Aim of the exercise :: Lines containing the string "that" are to be counted; report the total by itself.

[Start of Data provided]

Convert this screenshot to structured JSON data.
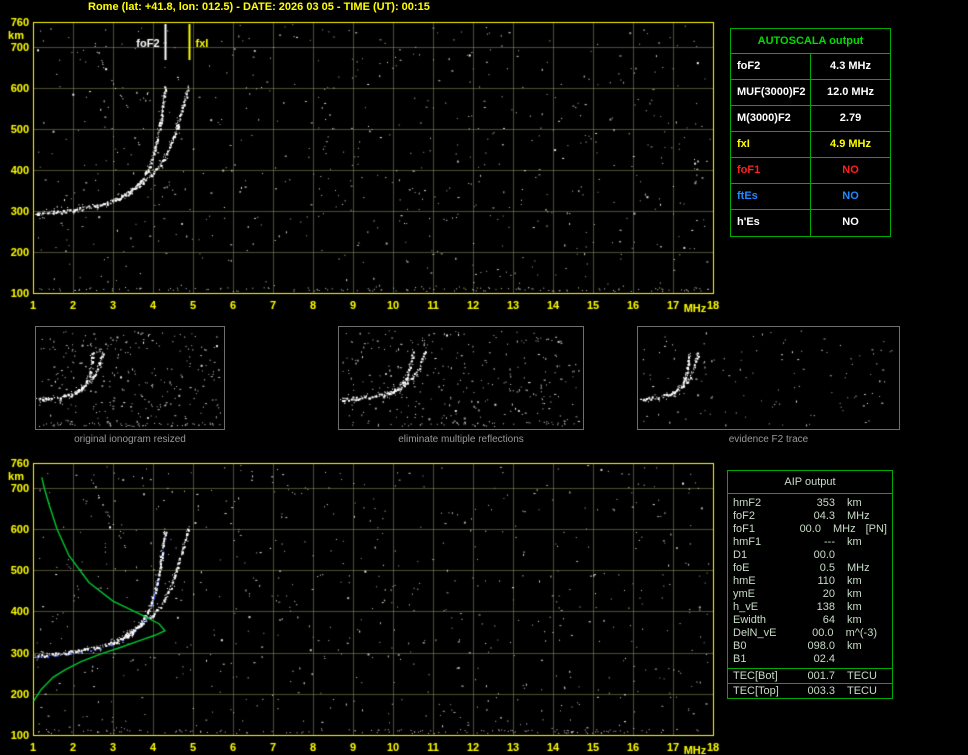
{
  "title": "Rome (lat: +41.8, lon: 012.5) - DATE: 2026 03 05 - TIME (UT): 00:15",
  "colors": {
    "background": "#000000",
    "axis_yellow": "#ffff00",
    "grid": "rgba(190,190,120,0.40)",
    "trace_white": "#ffffff",
    "profile_green": "#00c832",
    "restored_blue": "#4466ff",
    "table_green": "#00aa00",
    "table_header_green": "#00dd00",
    "caption_gray": "#9a9a9a",
    "aip_text": "#c8dcc8",
    "value_red": "#ff2020",
    "value_blue": "#2288ff",
    "value_yellow": "#ffff00",
    "value_white": "#ffffff"
  },
  "autoscala_table": {
    "header": "AUTOSCALA output",
    "rows": [
      {
        "label": "foF2",
        "value": "4.3 MHz",
        "color": "#ffffff"
      },
      {
        "label": "MUF(3000)F2",
        "value": "12.0 MHz",
        "color": "#ffffff"
      },
      {
        "label": "M(3000)F2",
        "value": "2.79",
        "color": "#ffffff"
      },
      {
        "label": "fxI",
        "value": "4.9 MHz",
        "color": "#ffff00"
      },
      {
        "label": "foF1",
        "value": "NO",
        "color": "#ff2020"
      },
      {
        "label": "ftEs",
        "value": "NO",
        "color": "#2288ff"
      },
      {
        "label": "h'Es",
        "value": "NO",
        "color": "#ffffff"
      }
    ]
  },
  "thumbnails": [
    {
      "caption": "original ionogram resized"
    },
    {
      "caption": "eliminate multiple reflections"
    },
    {
      "caption": "evidence F2 trace"
    }
  ],
  "aip_table": {
    "header": "AIP output",
    "rows": [
      {
        "label": "hmF2",
        "value": "353",
        "unit": "km",
        "extra": ""
      },
      {
        "label": "foF2",
        "value": "04.3",
        "unit": "MHz",
        "extra": ""
      },
      {
        "label": "foF1",
        "value": "00.0",
        "unit": "MHz",
        "extra": "[PN]"
      },
      {
        "label": "hmF1",
        "value": "---",
        "unit": "km",
        "extra": ""
      },
      {
        "label": "D1",
        "value": "00.0",
        "unit": "",
        "extra": ""
      },
      {
        "label": "foE",
        "value": "0.5",
        "unit": "MHz",
        "extra": ""
      },
      {
        "label": "hmE",
        "value": "110",
        "unit": "km",
        "extra": ""
      },
      {
        "label": "ymE",
        "value": "20",
        "unit": "km",
        "extra": ""
      },
      {
        "label": "h_vE",
        "value": "138",
        "unit": "km",
        "extra": ""
      },
      {
        "label": "Ewidth",
        "value": "64",
        "unit": "km",
        "extra": ""
      },
      {
        "label": "DelN_vE",
        "value": "00.0",
        "unit": "m^(-3)",
        "extra": ""
      },
      {
        "label": "B0",
        "value": "098.0",
        "unit": "km",
        "extra": ""
      },
      {
        "label": "B1",
        "value": "02.4",
        "unit": "",
        "extra": ""
      }
    ],
    "tec_rows": [
      {
        "label": "TEC[Bot]",
        "value": "001.7",
        "unit": "TECU"
      },
      {
        "label": "TEC[Top]",
        "value": "003.3",
        "unit": "TECU"
      }
    ]
  },
  "chart_data": [
    {
      "id": "main_ionogram",
      "type": "scatter",
      "xlabel": "MHz",
      "ylabel": "km",
      "xlim": [
        1,
        18
      ],
      "ylim": [
        100,
        760
      ],
      "x_ticks": [
        "1",
        "2",
        "3",
        "4",
        "5",
        "6",
        "7",
        "8",
        "9",
        "10",
        "11",
        "12",
        "13",
        "14",
        "15",
        "16",
        "17",
        "18"
      ],
      "y_ticks": [
        "760",
        "700",
        "600",
        "500",
        "400",
        "300",
        "200",
        "100"
      ],
      "grid": true,
      "markers": [
        {
          "label": "foF2",
          "freq_mhz": 4.3,
          "color": "#ffffff",
          "side": "left"
        },
        {
          "label": "fxI",
          "freq_mhz": 4.9,
          "color": "#ffff00",
          "side": "right"
        }
      ],
      "noise": {
        "seed": 7,
        "count": 650,
        "bottom_band": 140
      },
      "series": [
        {
          "name": "F2 trace O-mode",
          "style": "speckle",
          "color": "#ffffff",
          "points": [
            [
              1.05,
              292
            ],
            [
              1.5,
              297
            ],
            [
              2.0,
              303
            ],
            [
              2.5,
              312
            ],
            [
              3.0,
              324
            ],
            [
              3.4,
              344
            ],
            [
              3.7,
              372
            ],
            [
              3.9,
              408
            ],
            [
              4.05,
              452
            ],
            [
              4.15,
              500
            ],
            [
              4.22,
              545
            ],
            [
              4.28,
              583
            ],
            [
              4.31,
              602
            ]
          ]
        },
        {
          "name": "F2 trace X-mode",
          "style": "speckle",
          "color": "#ffffff",
          "points": [
            [
              3.0,
              325
            ],
            [
              3.4,
              348
            ],
            [
              3.7,
              368
            ],
            [
              4.0,
              392
            ],
            [
              4.25,
              425
            ],
            [
              4.45,
              465
            ],
            [
              4.6,
              508
            ],
            [
              4.72,
              548
            ],
            [
              4.82,
              583
            ],
            [
              4.88,
              607
            ]
          ]
        },
        {
          "name": "multiple reflection",
          "style": "speckle-sparse",
          "color": "#ffffff",
          "points": [
            [
              2.5,
              712
            ],
            [
              2.72,
              662
            ],
            [
              2.95,
              618
            ],
            [
              3.18,
              578
            ],
            [
              3.38,
              548
            ]
          ]
        }
      ]
    },
    {
      "id": "aip_ionogram",
      "type": "scatter",
      "xlabel": "MHz",
      "ylabel": "km",
      "xlim": [
        1,
        18
      ],
      "ylim": [
        100,
        760
      ],
      "x_ticks": [
        "1",
        "2",
        "3",
        "4",
        "5",
        "6",
        "7",
        "8",
        "9",
        "10",
        "11",
        "12",
        "13",
        "14",
        "15",
        "16",
        "17",
        "18"
      ],
      "y_ticks": [
        "760",
        "700",
        "600",
        "500",
        "400",
        "300",
        "200",
        "100"
      ],
      "grid": true,
      "noise": {
        "seed": 13,
        "count": 650,
        "bottom_band": 140
      },
      "series": [
        {
          "name": "restored F2 trace",
          "style": "dotted",
          "color": "#4466ff",
          "points": [
            [
              1.1,
              290
            ],
            [
              1.6,
              294
            ],
            [
              2.1,
              300
            ],
            [
              2.6,
              310
            ],
            [
              3.1,
              326
            ],
            [
              3.5,
              350
            ],
            [
              3.8,
              384
            ],
            [
              4.0,
              432
            ],
            [
              4.13,
              486
            ],
            [
              4.22,
              536
            ],
            [
              4.28,
              584
            ]
          ]
        },
        {
          "name": "F2 trace O-mode",
          "style": "speckle",
          "color": "#ffffff",
          "points": [
            [
              1.05,
              292
            ],
            [
              1.5,
              297
            ],
            [
              2.0,
              303
            ],
            [
              2.5,
              312
            ],
            [
              3.0,
              324
            ],
            [
              3.4,
              344
            ],
            [
              3.7,
              372
            ],
            [
              3.9,
              408
            ],
            [
              4.05,
              452
            ],
            [
              4.15,
              500
            ],
            [
              4.22,
              545
            ],
            [
              4.28,
              583
            ],
            [
              4.31,
              602
            ]
          ]
        },
        {
          "name": "F2 trace X-mode",
          "style": "speckle",
          "color": "#ffffff",
          "points": [
            [
              3.0,
              325
            ],
            [
              3.4,
              348
            ],
            [
              3.7,
              368
            ],
            [
              4.0,
              392
            ],
            [
              4.25,
              425
            ],
            [
              4.45,
              465
            ],
            [
              4.6,
              508
            ],
            [
              4.72,
              548
            ],
            [
              4.82,
              583
            ],
            [
              4.88,
              607
            ]
          ]
        },
        {
          "name": "multiple reflection",
          "style": "speckle-sparse",
          "color": "#ffffff",
          "points": [
            [
              2.5,
              712
            ],
            [
              2.72,
              662
            ],
            [
              2.95,
              618
            ],
            [
              3.18,
              578
            ],
            [
              3.38,
              548
            ]
          ]
        },
        {
          "name": "electron density profile",
          "style": "line",
          "color": "#00c832",
          "points": [
            [
              1.02,
              183
            ],
            [
              1.2,
              210
            ],
            [
              1.5,
              240
            ],
            [
              1.8,
              258
            ],
            [
              2.2,
              278
            ],
            [
              2.7,
              297
            ],
            [
              3.2,
              313
            ],
            [
              3.7,
              330
            ],
            [
              4.05,
              342
            ],
            [
              4.3,
              353
            ],
            [
              4.15,
              370
            ],
            [
              3.7,
              392
            ],
            [
              3.0,
              425
            ],
            [
              2.4,
              470
            ],
            [
              1.9,
              535
            ],
            [
              1.6,
              600
            ],
            [
              1.4,
              660
            ],
            [
              1.28,
              700
            ],
            [
              1.22,
              725
            ]
          ]
        }
      ]
    },
    {
      "id": "thumb_original",
      "type": "scatter",
      "xlim": [
        1,
        12
      ],
      "ylim": [
        100,
        760
      ],
      "grid": false,
      "series_from": "main_ionogram",
      "include_series": [
        0,
        1,
        2
      ],
      "noise": {
        "seed": 21,
        "count": 280,
        "bottom_band": 60
      }
    },
    {
      "id": "thumb_cleaned",
      "type": "scatter",
      "xlim": [
        1,
        12
      ],
      "ylim": [
        100,
        760
      ],
      "grid": false,
      "series_from": "main_ionogram",
      "include_series": [
        0,
        1
      ],
      "noise": {
        "seed": 22,
        "count": 300,
        "bottom_band": 45
      }
    },
    {
      "id": "thumb_trace",
      "type": "scatter",
      "xlim": [
        1,
        18
      ],
      "ylim": [
        100,
        760
      ],
      "grid": false,
      "series_from": "main_ionogram",
      "include_series": [
        0,
        1
      ],
      "noise": {
        "seed": 23,
        "count": 120,
        "bottom_band": 0
      }
    }
  ]
}
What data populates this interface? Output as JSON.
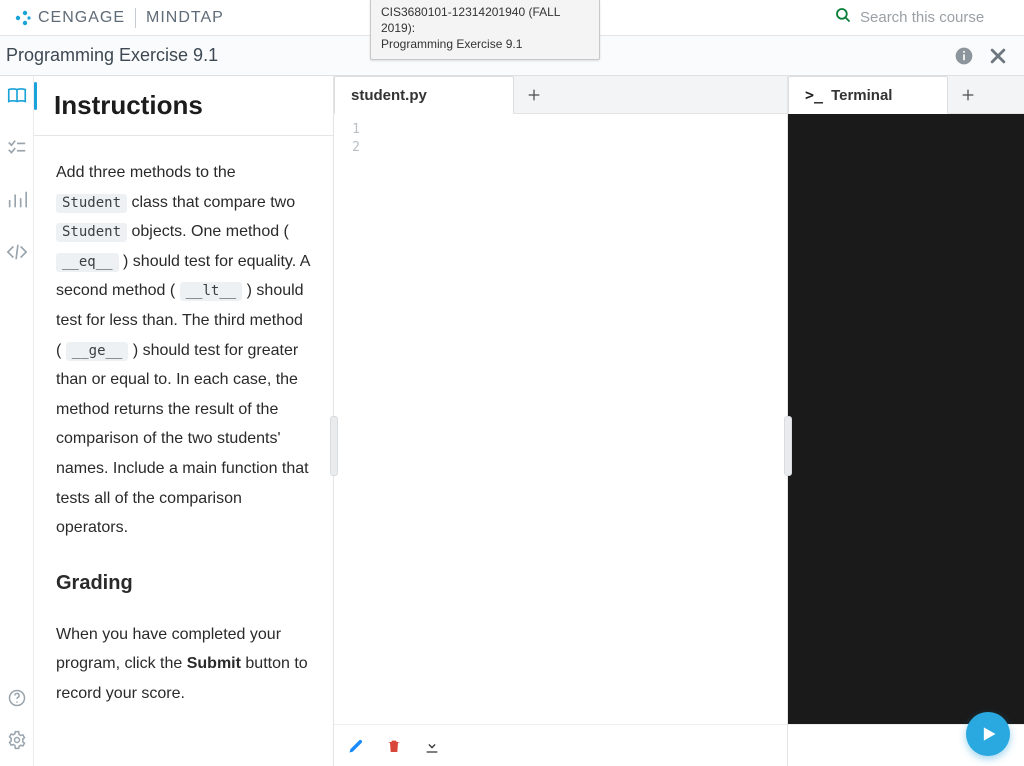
{
  "brand": {
    "left": "CENGAGE",
    "right": "MINDTAP"
  },
  "tooltip": {
    "line1": "CIS3680101-12314201940 (FALL 2019):",
    "line2": "Programming Exercise 9.1"
  },
  "search": {
    "placeholder": "Search this course"
  },
  "subheader": {
    "title": "Programming Exercise 9.1"
  },
  "instructions": {
    "heading": "Instructions",
    "p1a": "Add three methods to the ",
    "code1": "Student",
    "p1b": " class that compare two ",
    "code2": "Student",
    "p1c": " objects. One method ( ",
    "code3": "__eq__",
    "p1d": " ) should test for equality. A second method ( ",
    "code4": "__lt__",
    "p1e": " ) should test for less than. The third method ( ",
    "code5": "__ge__",
    "p1f": " ) should test for greater than or equal to. In each case, the method returns the result of the comparison of the two students' names. Include a main function that tests all of the comparison operators.",
    "h2": "Grading",
    "p2a": "When you have completed your program, click the ",
    "p2b": "Submit",
    "p2c": " button to record your score."
  },
  "editor": {
    "tab_label": "student.py",
    "line_numbers": [
      "1",
      "2"
    ]
  },
  "terminal": {
    "prompt": ">_",
    "label": "Terminal"
  }
}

[End of Data provided]

Exercise solution :: 2